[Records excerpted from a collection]
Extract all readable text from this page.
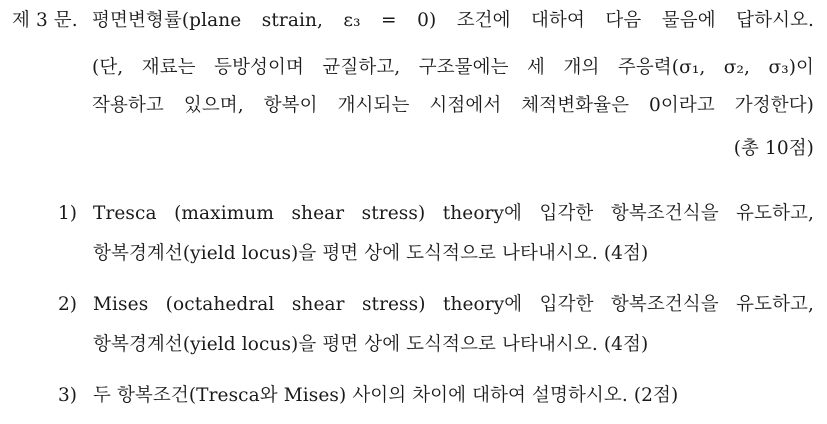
제 3 문. 평면변형률(plane strain, ε₃ = 0) 조건에 대하여 다음 물음에 답하시오.
(단, 재료는 등방성이며 균질하고, 구조물에는 세 개의 주응력(σ₁, σ₂, σ₃)이
작용하고 있으며, 항복이 개시되는 시점에서 체적변화율은 0이라고 가정한다)
(총 10점)
1) Tresca (maximum shear stress) theory에 입각한 항복조건식을 유도하고,
항복경계선(yield locus)을 평면 상에 도식적으로 나타내시오. (4점)
2) Mises (octahedral shear stress) theory에 입각한 항복조건식을 유도하고,
항복경계선(yield locus)을 평면 상에 도식적으로 나타내시오. (4점)
3) 두 항복조건(Tresca와 Mises) 사이의 차이에 대하여 설명하시오. (2점)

> _SET PROBLEM_
Look for the word "stress" in every line of the listing and copy the lines that have it.

> _THE SOLUTION_
1) Tresca (maximum shear stress) theory에 입각한 항복조건식을 유도하고,
2) Mises (octahedral shear stress) theory에 입각한 항복조건식을 유도하고,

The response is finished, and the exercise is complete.